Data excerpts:
***

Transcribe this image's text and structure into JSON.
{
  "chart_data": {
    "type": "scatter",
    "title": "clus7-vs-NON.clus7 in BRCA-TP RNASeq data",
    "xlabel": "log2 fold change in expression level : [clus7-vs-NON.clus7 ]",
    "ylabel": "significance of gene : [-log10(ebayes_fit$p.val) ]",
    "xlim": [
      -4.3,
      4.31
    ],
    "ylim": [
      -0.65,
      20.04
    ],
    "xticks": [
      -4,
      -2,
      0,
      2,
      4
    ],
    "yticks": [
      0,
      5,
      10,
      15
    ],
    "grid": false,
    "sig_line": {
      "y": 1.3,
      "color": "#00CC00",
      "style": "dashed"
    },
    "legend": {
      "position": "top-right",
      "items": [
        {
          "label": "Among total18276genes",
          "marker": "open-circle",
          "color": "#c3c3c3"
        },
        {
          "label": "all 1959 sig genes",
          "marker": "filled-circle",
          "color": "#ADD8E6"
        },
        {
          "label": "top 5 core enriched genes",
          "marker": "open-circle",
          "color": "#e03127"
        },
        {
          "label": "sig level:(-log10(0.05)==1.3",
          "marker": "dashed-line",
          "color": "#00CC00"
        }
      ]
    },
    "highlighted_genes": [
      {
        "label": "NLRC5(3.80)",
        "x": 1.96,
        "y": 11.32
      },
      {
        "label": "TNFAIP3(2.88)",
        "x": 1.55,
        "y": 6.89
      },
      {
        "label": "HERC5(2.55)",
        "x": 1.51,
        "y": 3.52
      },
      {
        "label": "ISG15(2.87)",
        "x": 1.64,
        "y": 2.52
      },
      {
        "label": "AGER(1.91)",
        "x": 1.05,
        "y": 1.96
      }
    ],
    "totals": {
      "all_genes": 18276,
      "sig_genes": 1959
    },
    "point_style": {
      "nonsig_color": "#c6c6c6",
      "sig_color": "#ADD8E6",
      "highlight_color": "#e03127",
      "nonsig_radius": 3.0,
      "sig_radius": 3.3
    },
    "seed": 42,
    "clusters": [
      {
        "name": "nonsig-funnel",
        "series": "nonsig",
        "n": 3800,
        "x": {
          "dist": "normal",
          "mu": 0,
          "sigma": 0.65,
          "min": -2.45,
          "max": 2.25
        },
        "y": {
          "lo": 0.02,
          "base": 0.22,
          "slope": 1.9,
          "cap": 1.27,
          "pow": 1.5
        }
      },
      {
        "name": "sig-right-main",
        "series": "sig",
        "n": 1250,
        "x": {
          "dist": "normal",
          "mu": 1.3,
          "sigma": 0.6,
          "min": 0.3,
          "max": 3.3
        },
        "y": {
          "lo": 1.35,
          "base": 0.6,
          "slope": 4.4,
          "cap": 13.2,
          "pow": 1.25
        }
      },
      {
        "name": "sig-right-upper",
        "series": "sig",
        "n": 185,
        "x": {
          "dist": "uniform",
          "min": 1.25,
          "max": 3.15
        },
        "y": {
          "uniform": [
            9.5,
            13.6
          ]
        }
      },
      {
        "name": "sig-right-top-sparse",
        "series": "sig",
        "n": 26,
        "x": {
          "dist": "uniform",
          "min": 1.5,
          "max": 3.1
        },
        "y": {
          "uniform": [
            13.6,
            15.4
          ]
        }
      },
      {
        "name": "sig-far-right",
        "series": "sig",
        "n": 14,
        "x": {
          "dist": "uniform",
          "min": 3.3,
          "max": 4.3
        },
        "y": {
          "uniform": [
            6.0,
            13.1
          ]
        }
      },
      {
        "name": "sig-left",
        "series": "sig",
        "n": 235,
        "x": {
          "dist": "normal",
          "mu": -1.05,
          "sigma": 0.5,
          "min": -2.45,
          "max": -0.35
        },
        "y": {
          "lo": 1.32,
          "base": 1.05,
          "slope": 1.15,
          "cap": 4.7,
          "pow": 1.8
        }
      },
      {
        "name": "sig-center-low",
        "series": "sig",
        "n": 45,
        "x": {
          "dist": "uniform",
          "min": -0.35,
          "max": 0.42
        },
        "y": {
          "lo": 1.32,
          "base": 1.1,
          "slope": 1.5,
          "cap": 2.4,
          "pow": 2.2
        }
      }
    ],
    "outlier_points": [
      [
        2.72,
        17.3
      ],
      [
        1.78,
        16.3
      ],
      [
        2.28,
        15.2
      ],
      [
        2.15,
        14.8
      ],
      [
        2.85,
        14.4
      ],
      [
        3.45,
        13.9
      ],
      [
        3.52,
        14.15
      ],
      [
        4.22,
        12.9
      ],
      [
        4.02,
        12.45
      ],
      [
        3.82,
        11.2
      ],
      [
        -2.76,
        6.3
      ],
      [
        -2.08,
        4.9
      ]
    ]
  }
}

***

* [TASK DESCRIPTION] Write the data above out again in full, exactly.

* [ANSWER BOX]
Transcribe this image's text and structure into JSON.
{
  "chart_data": {
    "type": "scatter",
    "title": "clus7-vs-NON.clus7 in BRCA-TP RNASeq data",
    "xlabel": "log2 fold change in expression level : [clus7-vs-NON.clus7 ]",
    "ylabel": "significance of gene : [-log10(ebayes_fit$p.val) ]",
    "xlim": [
      -4.3,
      4.31
    ],
    "ylim": [
      -0.65,
      20.04
    ],
    "xticks": [
      -4,
      -2,
      0,
      2,
      4
    ],
    "yticks": [
      0,
      5,
      10,
      15
    ],
    "grid": false,
    "sig_line": {
      "y": 1.3,
      "color": "#00CC00",
      "style": "dashed"
    },
    "legend": {
      "position": "top-right",
      "items": [
        {
          "label": "Among total18276genes",
          "marker": "open-circle",
          "color": "#c3c3c3"
        },
        {
          "label": "all 1959 sig genes",
          "marker": "filled-circle",
          "color": "#ADD8E6"
        },
        {
          "label": "top 5 core enriched genes",
          "marker": "open-circle",
          "color": "#e03127"
        },
        {
          "label": "sig level:(-log10(0.05)==1.3",
          "marker": "dashed-line",
          "color": "#00CC00"
        }
      ]
    },
    "highlighted_genes": [
      {
        "label": "NLRC5(3.80)",
        "x": 1.96,
        "y": 11.32
      },
      {
        "label": "TNFAIP3(2.88)",
        "x": 1.55,
        "y": 6.89
      },
      {
        "label": "HERC5(2.55)",
        "x": 1.51,
        "y": 3.52
      },
      {
        "label": "ISG15(2.87)",
        "x": 1.64,
        "y": 2.52
      },
      {
        "label": "AGER(1.91)",
        "x": 1.05,
        "y": 1.96
      }
    ],
    "totals": {
      "all_genes": 18276,
      "sig_genes": 1959
    },
    "point_style": {
      "nonsig_color": "#c6c6c6",
      "sig_color": "#ADD8E6",
      "highlight_color": "#e03127",
      "nonsig_radius": 3.0,
      "sig_radius": 3.3
    },
    "seed": 42,
    "clusters": [
      {
        "name": "nonsig-funnel",
        "series": "nonsig",
        "n": 3800,
        "x": {
          "dist": "normal",
          "mu": 0,
          "sigma": 0.65,
          "min": -2.45,
          "max": 2.25
        },
        "y": {
          "lo": 0.02,
          "base": 0.22,
          "slope": 1.9,
          "cap": 1.27,
          "pow": 1.5
        }
      },
      {
        "name": "sig-right-main",
        "series": "sig",
        "n": 1250,
        "x": {
          "dist": "normal",
          "mu": 1.3,
          "sigma": 0.6,
          "min": 0.3,
          "max": 3.3
        },
        "y": {
          "lo": 1.35,
          "base": 0.6,
          "slope": 4.4,
          "cap": 13.2,
          "pow": 1.25
        }
      },
      {
        "name": "sig-right-upper",
        "series": "sig",
        "n": 185,
        "x": {
          "dist": "uniform",
          "min": 1.25,
          "max": 3.15
        },
        "y": {
          "uniform": [
            9.5,
            13.6
          ]
        }
      },
      {
        "name": "sig-right-top-sparse",
        "series": "sig",
        "n": 26,
        "x": {
          "dist": "uniform",
          "min": 1.5,
          "max": 3.1
        },
        "y": {
          "uniform": [
            13.6,
            15.4
          ]
        }
      },
      {
        "name": "sig-far-right",
        "series": "sig",
        "n": 14,
        "x": {
          "dist": "uniform",
          "min": 3.3,
          "max": 4.3
        },
        "y": {
          "uniform": [
            6.0,
            13.1
          ]
        }
      },
      {
        "name": "sig-left",
        "series": "sig",
        "n": 235,
        "x": {
          "dist": "normal",
          "mu": -1.05,
          "sigma": 0.5,
          "min": -2.45,
          "max": -0.35
        },
        "y": {
          "lo": 1.32,
          "base": 1.05,
          "slope": 1.15,
          "cap": 4.7,
          "pow": 1.8
        }
      },
      {
        "name": "sig-center-low",
        "series": "sig",
        "n": 45,
        "x": {
          "dist": "uniform",
          "min": -0.35,
          "max": 0.42
        },
        "y": {
          "lo": 1.32,
          "base": 1.1,
          "slope": 1.5,
          "cap": 2.4,
          "pow": 2.2
        }
      }
    ],
    "outlier_points": [
      [
        2.72,
        17.3
      ],
      [
        1.78,
        16.3
      ],
      [
        2.28,
        15.2
      ],
      [
        2.15,
        14.8
      ],
      [
        2.85,
        14.4
      ],
      [
        3.45,
        13.9
      ],
      [
        3.52,
        14.15
      ],
      [
        4.22,
        12.9
      ],
      [
        4.02,
        12.45
      ],
      [
        3.82,
        11.2
      ],
      [
        -2.76,
        6.3
      ],
      [
        -2.08,
        4.9
      ]
    ]
  }
}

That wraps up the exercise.